Copy every line of the listings below word for word, but leave out the pictures.

#### [Element region listings]
────────────────────

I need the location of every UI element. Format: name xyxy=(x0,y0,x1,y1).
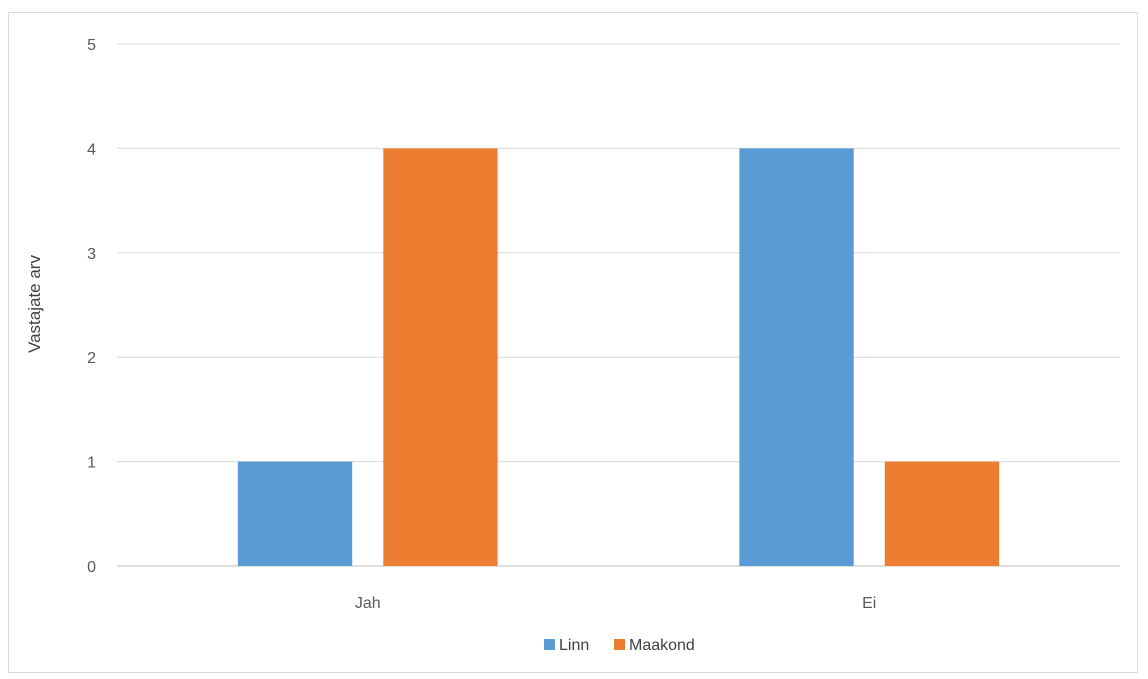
legend-label-maakond: Maakond xyxy=(629,637,695,654)
x-axis-ticks: Jah Ei xyxy=(355,595,877,612)
y-tick-label: 3 xyxy=(87,246,96,263)
bar-linn-ei xyxy=(739,148,854,566)
y-tick-label: 5 xyxy=(87,37,96,54)
bars xyxy=(237,148,1000,566)
y-axis-title: Vastajate arv xyxy=(25,255,44,353)
x-tick-label: Jah xyxy=(355,595,381,612)
legend-swatch-maakond xyxy=(614,639,625,650)
y-tick-label: 1 xyxy=(87,455,96,472)
legend: Linn Maakond xyxy=(544,637,695,654)
y-tick-label: 2 xyxy=(87,350,96,367)
legend-swatch-linn xyxy=(544,639,555,650)
y-axis-ticks: 0 1 2 3 4 5 xyxy=(87,37,96,576)
bar-linn-jah xyxy=(237,461,353,566)
legend-label-linn: Linn xyxy=(559,637,589,654)
x-tick-label: Ei xyxy=(862,595,876,612)
bar-maakond-ei xyxy=(884,461,1000,566)
y-tick-label: 0 xyxy=(87,559,96,576)
y-tick-label: 4 xyxy=(87,141,96,158)
bar-maakond-jah xyxy=(383,148,498,566)
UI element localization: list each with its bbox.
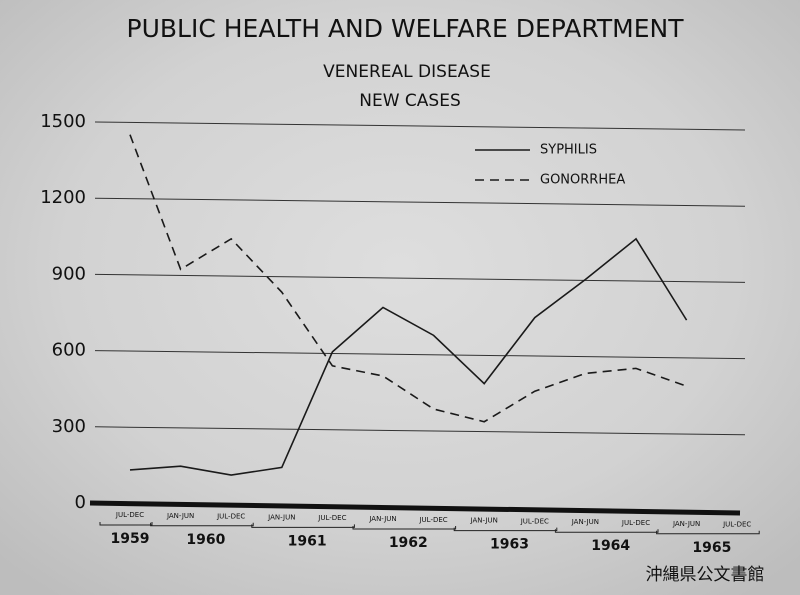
x-tick-label: JAN-JUN <box>166 512 194 520</box>
x-tick-label: JUL-DEC <box>115 511 144 519</box>
x-tick-label: JAN-JUN <box>267 513 295 521</box>
watermark: 沖縄県公文書館 <box>646 565 765 585</box>
x-tick-label: JUL-DEC <box>317 514 346 522</box>
legend-label: GONORRHEA <box>540 173 625 188</box>
year-bracket <box>453 527 558 532</box>
x-tick-label: JUL-DEC <box>520 517 549 525</box>
grid-line <box>94 197 746 207</box>
grid-line <box>94 426 746 436</box>
y-tick-label: 300 <box>52 416 86 437</box>
x-tick-label: JUL-DEC <box>722 521 751 529</box>
x-tick-label: JAN-JUN <box>571 518 599 526</box>
grid-line <box>94 350 746 360</box>
legend-label: SYPHILIS <box>540 143 597 158</box>
chart-subtitle: NEW CASES <box>359 91 461 111</box>
y-tick-label: 0 <box>75 492 86 513</box>
year-label: 1965 <box>692 540 731 556</box>
grid-line <box>94 273 746 283</box>
year-bracket <box>150 522 254 527</box>
x-axis <box>89 500 741 516</box>
x-tick-label: JAN-JUN <box>672 520 700 528</box>
year-label: 1959 <box>111 531 150 547</box>
x-tick-label: JUL-DEC <box>621 519 650 527</box>
chart-subtitle: VENEREAL DISEASE <box>323 62 491 82</box>
year-label: 1964 <box>591 538 630 554</box>
year-label: 1960 <box>186 532 225 548</box>
x-tick-label: JUL-DEC <box>216 513 245 521</box>
year-label: 1962 <box>389 535 428 551</box>
series-line <box>129 237 688 476</box>
y-tick-label: 600 <box>52 340 86 361</box>
chart-title: PUBLIC HEALTH AND WELFARE DEPARTMENT <box>127 14 685 43</box>
y-tick-label: 1500 <box>40 111 86 132</box>
year-label: 1963 <box>490 537 529 553</box>
year-bracket <box>352 526 457 530</box>
grid-line <box>94 121 746 131</box>
series-line <box>129 134 687 423</box>
year-label: 1961 <box>288 533 327 549</box>
x-tick-label: JAN-JUN <box>368 515 396 523</box>
year-bracket <box>251 524 355 528</box>
x-tick-label: JAN-JUN <box>470 517 498 525</box>
year-bracket <box>554 529 659 533</box>
year-bracket <box>656 530 760 535</box>
y-tick-label: 900 <box>52 263 86 284</box>
year-bracket <box>99 522 153 526</box>
y-tick-label: 1200 <box>40 187 86 208</box>
x-tick-label: JUL-DEC <box>418 516 447 524</box>
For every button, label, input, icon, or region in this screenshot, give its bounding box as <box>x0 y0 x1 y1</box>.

────────────────────

#### [RESULT FOR THIS TASK]
I need the location of every UI element. Format: name xyxy=(x0,y0,x1,y1).
legend-label-maakond: Maakond xyxy=(629,637,695,654)
x-axis-ticks: Jah Ei xyxy=(355,595,877,612)
y-tick-label: 3 xyxy=(87,246,96,263)
bar-linn-ei xyxy=(739,148,854,566)
y-tick-label: 5 xyxy=(87,37,96,54)
bars xyxy=(237,148,1000,566)
y-axis-title: Vastajate arv xyxy=(25,255,44,353)
x-tick-label: Jah xyxy=(355,595,381,612)
legend-swatch-maakond xyxy=(614,639,625,650)
y-tick-label: 1 xyxy=(87,455,96,472)
legend: Linn Maakond xyxy=(544,637,695,654)
y-tick-label: 2 xyxy=(87,350,96,367)
legend-swatch-linn xyxy=(544,639,555,650)
y-axis-ticks: 0 1 2 3 4 5 xyxy=(87,37,96,576)
bar-linn-jah xyxy=(237,461,353,566)
legend-label-linn: Linn xyxy=(559,637,589,654)
x-tick-label: Ei xyxy=(862,595,876,612)
bar-maakond-ei xyxy=(884,461,1000,566)
y-tick-label: 0 xyxy=(87,559,96,576)
y-tick-label: 4 xyxy=(87,141,96,158)
bar-maakond-jah xyxy=(383,148,498,566)
UI element localization: list each with its bbox.
x-tick-label: JAN-JUN <box>166 512 194 520</box>
x-tick-label: JUL-DEC <box>115 511 144 519</box>
x-tick-label: JAN-JUN <box>267 513 295 521</box>
watermark: 沖縄県公文書館 <box>646 565 765 585</box>
x-tick-label: JUL-DEC <box>317 514 346 522</box>
legend-label: GONORRHEA <box>540 173 625 188</box>
year-bracket <box>453 527 558 532</box>
x-tick-label: JUL-DEC <box>520 517 549 525</box>
grid-line <box>94 197 746 207</box>
grid-line <box>94 426 746 436</box>
y-tick-label: 300 <box>52 416 86 437</box>
x-tick-label: JUL-DEC <box>722 521 751 529</box>
x-tick-label: JAN-JUN <box>571 518 599 526</box>
grid-line <box>94 350 746 360</box>
legend-label: SYPHILIS <box>540 143 597 158</box>
chart-subtitle: NEW CASES <box>359 91 461 111</box>
y-tick-label: 0 <box>75 492 86 513</box>
year-label: 1965 <box>692 540 731 556</box>
grid-line <box>94 273 746 283</box>
year-bracket <box>150 522 254 527</box>
x-axis <box>89 500 741 516</box>
x-tick-label: JAN-JUN <box>672 520 700 528</box>
year-label: 1959 <box>111 531 150 547</box>
x-tick-label: JUL-DEC <box>621 519 650 527</box>
chart-subtitle: VENEREAL DISEASE <box>323 62 491 82</box>
year-label: 1964 <box>591 538 630 554</box>
year-label: 1960 <box>186 532 225 548</box>
x-tick-label: JUL-DEC <box>216 513 245 521</box>
year-label: 1962 <box>389 535 428 551</box>
series-line <box>129 237 688 476</box>
y-tick-label: 600 <box>52 340 86 361</box>
chart-title: PUBLIC HEALTH AND WELFARE DEPARTMENT <box>127 14 685 43</box>
y-tick-label: 1500 <box>40 111 86 132</box>
year-label: 1963 <box>490 537 529 553</box>
year-bracket <box>352 526 457 530</box>
grid-line <box>94 121 746 131</box>
series-line <box>129 134 687 423</box>
year-label: 1961 <box>288 533 327 549</box>
x-tick-label: JAN-JUN <box>368 515 396 523</box>
year-bracket <box>251 524 355 528</box>
x-tick-label: JAN-JUN <box>470 517 498 525</box>
year-bracket <box>554 529 659 533</box>
year-bracket <box>656 530 760 535</box>
y-tick-label: 900 <box>52 263 86 284</box>
year-bracket <box>99 522 153 526</box>
y-tick-label: 1200 <box>40 187 86 208</box>
x-tick-label: JUL-DEC <box>418 516 447 524</box>
For every button, label, input, icon, or region in this screenshot, give its bounding box as <box>x0 y0 x1 y1</box>.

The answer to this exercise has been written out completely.